• _Brief_:
Send back the entries below exactly as they appear.

— begin Material supplied —

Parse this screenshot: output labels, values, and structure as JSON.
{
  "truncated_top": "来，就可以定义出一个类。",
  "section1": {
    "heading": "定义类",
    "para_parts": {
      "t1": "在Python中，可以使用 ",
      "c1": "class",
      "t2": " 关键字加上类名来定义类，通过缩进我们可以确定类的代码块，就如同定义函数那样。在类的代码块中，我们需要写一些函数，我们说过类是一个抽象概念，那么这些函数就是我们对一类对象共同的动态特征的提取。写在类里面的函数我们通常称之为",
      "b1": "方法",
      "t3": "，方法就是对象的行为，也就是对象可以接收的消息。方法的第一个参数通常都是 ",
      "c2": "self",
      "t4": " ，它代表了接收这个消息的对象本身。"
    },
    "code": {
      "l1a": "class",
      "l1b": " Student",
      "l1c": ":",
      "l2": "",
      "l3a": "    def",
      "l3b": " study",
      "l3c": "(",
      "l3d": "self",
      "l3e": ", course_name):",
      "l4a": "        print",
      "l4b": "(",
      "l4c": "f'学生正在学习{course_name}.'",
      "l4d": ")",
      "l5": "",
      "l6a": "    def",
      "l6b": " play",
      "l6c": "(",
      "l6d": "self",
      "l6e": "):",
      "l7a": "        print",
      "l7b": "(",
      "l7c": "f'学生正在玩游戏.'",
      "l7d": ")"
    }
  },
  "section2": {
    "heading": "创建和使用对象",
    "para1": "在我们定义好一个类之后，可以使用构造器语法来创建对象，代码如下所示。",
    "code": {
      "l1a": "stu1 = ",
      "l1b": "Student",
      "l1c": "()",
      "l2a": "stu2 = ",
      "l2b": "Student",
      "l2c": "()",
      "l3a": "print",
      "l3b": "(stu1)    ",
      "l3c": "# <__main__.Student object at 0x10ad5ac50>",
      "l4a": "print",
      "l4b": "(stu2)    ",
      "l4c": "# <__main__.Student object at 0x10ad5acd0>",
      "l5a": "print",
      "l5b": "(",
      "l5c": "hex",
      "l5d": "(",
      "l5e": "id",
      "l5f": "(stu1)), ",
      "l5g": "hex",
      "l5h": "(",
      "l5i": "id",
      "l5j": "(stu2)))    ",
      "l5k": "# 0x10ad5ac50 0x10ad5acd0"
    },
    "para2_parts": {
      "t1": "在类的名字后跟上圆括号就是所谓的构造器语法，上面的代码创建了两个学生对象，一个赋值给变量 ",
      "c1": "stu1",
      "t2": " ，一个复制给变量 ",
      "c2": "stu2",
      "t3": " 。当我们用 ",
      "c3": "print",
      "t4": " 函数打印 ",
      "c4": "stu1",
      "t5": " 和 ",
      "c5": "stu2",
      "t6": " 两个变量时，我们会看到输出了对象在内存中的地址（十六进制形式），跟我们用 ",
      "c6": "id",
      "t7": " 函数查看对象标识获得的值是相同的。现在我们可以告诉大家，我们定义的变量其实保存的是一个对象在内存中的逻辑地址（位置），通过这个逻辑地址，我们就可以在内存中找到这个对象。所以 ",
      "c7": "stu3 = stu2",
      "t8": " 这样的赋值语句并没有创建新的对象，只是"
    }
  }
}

— end Material supplied —

• _Task result_:
Parse this screenshot: output labels, values, and structure as JSON.
{
  "truncated_top": "来，就可以定义出一个类。",
  "section1": {
    "heading": "定义类",
    "para_parts": {
      "t1": "在Python中，可以使用 ",
      "c1": "class",
      "t2": " 关键字加上类名来定义类，通过缩进我们可以确定类的代码块，就如同定义函数那样。在类的代码块中，我们需要写一些函数，我们说过类是一个抽象概念，那么这些函数就是我们对一类对象共同的动态特征的提取。写在类里面的函数我们通常称之为",
      "b1": "方法",
      "t3": "，方法就是对象的行为，也就是对象可以接收的消息。方法的第一个参数通常都是 ",
      "c2": "self",
      "t4": " ，它代表了接收这个消息的对象本身。"
    },
    "code": {
      "l1a": "class",
      "l1b": " Student",
      "l1c": ":",
      "l2": "",
      "l3a": "    def",
      "l3b": " study",
      "l3c": "(",
      "l3d": "self",
      "l3e": ", course_name):",
      "l4a": "        print",
      "l4b": "(",
      "l4c": "f'学生正在学习{course_name}.'",
      "l4d": ")",
      "l5": "",
      "l6a": "    def",
      "l6b": " play",
      "l6c": "(",
      "l6d": "self",
      "l6e": "):",
      "l7a": "        print",
      "l7b": "(",
      "l7c": "f'学生正在玩游戏.'",
      "l7d": ")"
    }
  },
  "section2": {
    "heading": "创建和使用对象",
    "para1": "在我们定义好一个类之后，可以使用构造器语法来创建对象，代码如下所示。",
    "code": {
      "l1a": "stu1 = ",
      "l1b": "Student",
      "l1c": "()",
      "l2a": "stu2 = ",
      "l2b": "Student",
      "l2c": "()",
      "l3a": "print",
      "l3b": "(stu1)    ",
      "l3c": "# <__main__.Student object at 0x10ad5ac50>",
      "l4a": "print",
      "l4b": "(stu2)    ",
      "l4c": "# <__main__.Student object at 0x10ad5acd0>",
      "l5a": "print",
      "l5b": "(",
      "l5c": "hex",
      "l5d": "(",
      "l5e": "id",
      "l5f": "(stu1)), ",
      "l5g": "hex",
      "l5h": "(",
      "l5i": "id",
      "l5j": "(stu2)))    ",
      "l5k": "# 0x10ad5ac50 0x10ad5acd0"
    },
    "para2_parts": {
      "t1": "在类的名字后跟上圆括号就是所谓的构造器语法，上面的代码创建了两个学生对象，一个赋值给变量 ",
      "c1": "stu1",
      "t2": " ，一个复制给变量 ",
      "c2": "stu2",
      "t3": " 。当我们用 ",
      "c3": "print",
      "t4": " 函数打印 ",
      "c4": "stu1",
      "t5": " 和 ",
      "c5": "stu2",
      "t6": " 两个变量时，我们会看到输出了对象在内存中的地址（十六进制形式），跟我们用 ",
      "c6": "id",
      "t7": " 函数查看对象标识获得的值是相同的。现在我们可以告诉大家，我们定义的变量其实保存的是一个对象在内存中的逻辑地址（位置），通过这个逻辑地址，我们就可以在内存中找到这个对象。所以 ",
      "c7": "stu3 = stu2",
      "t8": " 这样的赋值语句并没有创建新的对象，只是"
    }
  }
}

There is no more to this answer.